(Entries with figure data)

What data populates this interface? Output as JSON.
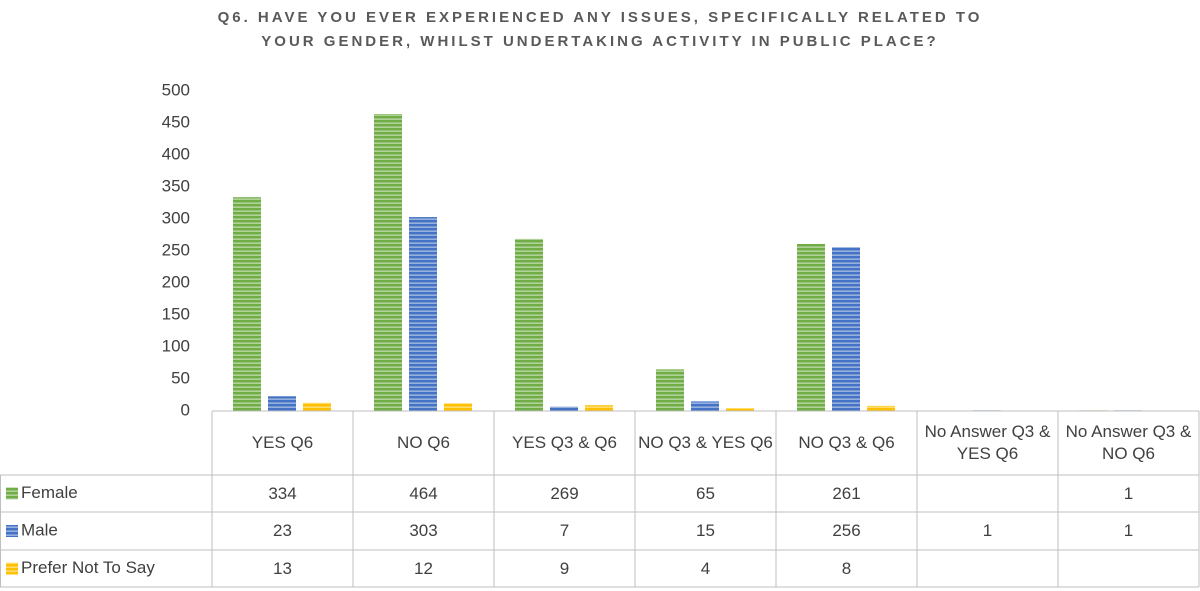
{
  "chart_data": {
    "type": "bar",
    "title": "Q6. HAVE YOU EVER EXPERIENCED ANY ISSUES, SPECIFICALLY RELATED TO YOUR GENDER, WHILST UNDERTAKING ACTIVITY IN PUBLIC PLACE?",
    "categories": [
      "YES Q6",
      "NO Q6",
      "YES Q3 & Q6",
      "NO Q3 & YES Q6",
      "NO Q3 & Q6",
      "No Answer Q3 & YES Q6",
      "No Answer Q3 & NO Q6"
    ],
    "series": [
      {
        "name": "Female",
        "color": "#70ad47",
        "values": [
          334,
          464,
          269,
          65,
          261,
          null,
          1
        ]
      },
      {
        "name": "Male",
        "color": "#4472c4",
        "values": [
          23,
          303,
          7,
          15,
          256,
          1,
          1
        ]
      },
      {
        "name": "Prefer Not To Say",
        "color": "#ffc000",
        "values": [
          13,
          12,
          9,
          4,
          8,
          null,
          null
        ]
      }
    ],
    "ylim": [
      0,
      500
    ],
    "yticks": [
      0,
      50,
      100,
      150,
      200,
      250,
      300,
      350,
      400,
      450,
      500
    ],
    "grid": false,
    "data_table": true
  }
}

> [What you need to do]
Locate and copy each line in the data above that includes the word "color".

> [Full solution]
        "color": "#70ad47",
        "color": "#4472c4",
        "color": "#ffc000",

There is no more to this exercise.